Retype all of the entries word for word.

Supplied material:
*****

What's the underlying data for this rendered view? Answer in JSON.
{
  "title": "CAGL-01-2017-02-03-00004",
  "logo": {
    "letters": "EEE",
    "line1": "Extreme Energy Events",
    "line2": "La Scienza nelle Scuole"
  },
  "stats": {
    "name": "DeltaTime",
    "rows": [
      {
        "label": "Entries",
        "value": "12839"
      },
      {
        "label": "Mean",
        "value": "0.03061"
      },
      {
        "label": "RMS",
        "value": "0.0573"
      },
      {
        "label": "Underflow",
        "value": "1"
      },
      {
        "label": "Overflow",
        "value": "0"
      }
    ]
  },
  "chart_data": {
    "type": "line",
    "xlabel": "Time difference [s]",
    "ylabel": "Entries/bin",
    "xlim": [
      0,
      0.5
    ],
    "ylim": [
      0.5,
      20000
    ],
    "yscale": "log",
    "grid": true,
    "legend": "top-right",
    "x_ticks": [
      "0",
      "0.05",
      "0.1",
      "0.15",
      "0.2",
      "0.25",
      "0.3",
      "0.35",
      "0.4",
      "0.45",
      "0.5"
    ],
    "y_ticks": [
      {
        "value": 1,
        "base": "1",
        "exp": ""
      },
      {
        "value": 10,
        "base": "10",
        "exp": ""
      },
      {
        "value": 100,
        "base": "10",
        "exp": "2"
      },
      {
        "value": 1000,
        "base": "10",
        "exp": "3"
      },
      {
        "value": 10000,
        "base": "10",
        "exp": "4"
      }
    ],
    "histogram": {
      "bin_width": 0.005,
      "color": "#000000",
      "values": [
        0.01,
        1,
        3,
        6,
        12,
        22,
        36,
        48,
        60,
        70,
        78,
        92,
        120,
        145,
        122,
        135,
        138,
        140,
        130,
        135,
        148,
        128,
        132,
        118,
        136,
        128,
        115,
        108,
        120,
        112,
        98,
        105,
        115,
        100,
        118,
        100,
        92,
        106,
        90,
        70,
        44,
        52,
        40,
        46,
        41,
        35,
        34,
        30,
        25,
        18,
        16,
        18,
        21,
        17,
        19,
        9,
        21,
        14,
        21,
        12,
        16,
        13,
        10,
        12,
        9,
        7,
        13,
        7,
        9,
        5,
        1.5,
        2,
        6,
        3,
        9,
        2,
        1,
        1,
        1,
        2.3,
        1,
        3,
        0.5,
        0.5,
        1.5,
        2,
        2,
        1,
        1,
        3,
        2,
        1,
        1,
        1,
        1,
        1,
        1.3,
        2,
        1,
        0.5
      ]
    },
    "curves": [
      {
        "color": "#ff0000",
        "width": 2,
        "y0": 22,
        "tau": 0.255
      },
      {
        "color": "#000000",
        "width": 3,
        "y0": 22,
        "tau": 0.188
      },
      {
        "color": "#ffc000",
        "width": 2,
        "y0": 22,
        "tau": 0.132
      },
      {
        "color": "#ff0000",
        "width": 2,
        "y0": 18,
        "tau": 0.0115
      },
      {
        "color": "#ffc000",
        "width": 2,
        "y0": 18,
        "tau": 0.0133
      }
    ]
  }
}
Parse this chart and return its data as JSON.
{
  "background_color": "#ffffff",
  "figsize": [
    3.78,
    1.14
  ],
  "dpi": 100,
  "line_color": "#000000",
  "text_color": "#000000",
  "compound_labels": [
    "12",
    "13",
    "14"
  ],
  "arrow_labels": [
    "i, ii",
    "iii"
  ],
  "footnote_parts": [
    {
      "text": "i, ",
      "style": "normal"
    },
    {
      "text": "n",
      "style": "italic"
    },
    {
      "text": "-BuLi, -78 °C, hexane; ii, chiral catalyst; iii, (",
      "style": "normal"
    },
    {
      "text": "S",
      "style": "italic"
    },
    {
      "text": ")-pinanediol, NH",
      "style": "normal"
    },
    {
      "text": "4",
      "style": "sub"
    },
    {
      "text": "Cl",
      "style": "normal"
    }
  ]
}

*****

Response:
What's the underlying data for this rendered view? Answer in JSON.
{
  "title": "CAGL-01-2017-02-03-00004",
  "logo": {
    "letters": "EEE",
    "line1": "Extreme Energy Events",
    "line2": "La Scienza nelle Scuole"
  },
  "stats": {
    "name": "DeltaTime",
    "rows": [
      {
        "label": "Entries",
        "value": "12839"
      },
      {
        "label": "Mean",
        "value": "0.03061"
      },
      {
        "label": "RMS",
        "value": "0.0573"
      },
      {
        "label": "Underflow",
        "value": "1"
      },
      {
        "label": "Overflow",
        "value": "0"
      }
    ]
  },
  "chart_data": {
    "type": "line",
    "xlabel": "Time difference [s]",
    "ylabel": "Entries/bin",
    "xlim": [
      0,
      0.5
    ],
    "ylim": [
      0.5,
      20000
    ],
    "yscale": "log",
    "grid": true,
    "legend": "top-right",
    "x_ticks": [
      "0",
      "0.05",
      "0.1",
      "0.15",
      "0.2",
      "0.25",
      "0.3",
      "0.35",
      "0.4",
      "0.45",
      "0.5"
    ],
    "y_ticks": [
      {
        "value": 1,
        "base": "1",
        "exp": ""
      },
      {
        "value": 10,
        "base": "10",
        "exp": ""
      },
      {
        "value": 100,
        "base": "10",
        "exp": "2"
      },
      {
        "value": 1000,
        "base": "10",
        "exp": "3"
      },
      {
        "value": 10000,
        "base": "10",
        "exp": "4"
      }
    ],
    "histogram": {
      "bin_width": 0.005,
      "color": "#000000",
      "values": [
        0.01,
        1,
        3,
        6,
        12,
        22,
        36,
        48,
        60,
        70,
        78,
        92,
        120,
        145,
        122,
        135,
        138,
        140,
        130,
        135,
        148,
        128,
        132,
        118,
        136,
        128,
        115,
        108,
        120,
        112,
        98,
        105,
        115,
        100,
        118,
        100,
        92,
        106,
        90,
        70,
        44,
        52,
        40,
        46,
        41,
        35,
        34,
        30,
        25,
        18,
        16,
        18,
        21,
        17,
        19,
        9,
        21,
        14,
        21,
        12,
        16,
        13,
        10,
        12,
        9,
        7,
        13,
        7,
        9,
        5,
        1.5,
        2,
        6,
        3,
        9,
        2,
        1,
        1,
        1,
        2.3,
        1,
        3,
        0.5,
        0.5,
        1.5,
        2,
        2,
        1,
        1,
        3,
        2,
        1,
        1,
        1,
        1,
        1,
        1.3,
        2,
        1,
        0.5
      ]
    },
    "curves": [
      {
        "color": "#ff0000",
        "width": 2,
        "y0": 22,
        "tau": 0.255
      },
      {
        "color": "#000000",
        "width": 3,
        "y0": 22,
        "tau": 0.188
      },
      {
        "color": "#ffc000",
        "width": 2,
        "y0": 22,
        "tau": 0.132
      },
      {
        "color": "#ff0000",
        "width": 2,
        "y0": 18,
        "tau": 0.0115
      },
      {
        "color": "#ffc000",
        "width": 2,
        "y0": 18,
        "tau": 0.0133
      }
    ]
  }
}
Parse this chart and return its data as JSON.
{
  "background_color": "#ffffff",
  "figsize": [
    3.78,
    1.14
  ],
  "dpi": 100,
  "line_color": "#000000",
  "text_color": "#000000",
  "compound_labels": [
    "12",
    "13",
    "14"
  ],
  "arrow_labels": [
    "i, ii",
    "iii"
  ],
  "footnote_parts": [
    {
      "text": "i, ",
      "style": "normal"
    },
    {
      "text": "n",
      "style": "italic"
    },
    {
      "text": "-BuLi, -78 °C, hexane; ii, chiral catalyst; iii, (",
      "style": "normal"
    },
    {
      "text": "S",
      "style": "italic"
    },
    {
      "text": ")-pinanediol, NH",
      "style": "normal"
    },
    {
      "text": "4",
      "style": "sub"
    },
    {
      "text": "Cl",
      "style": "normal"
    }
  ]
}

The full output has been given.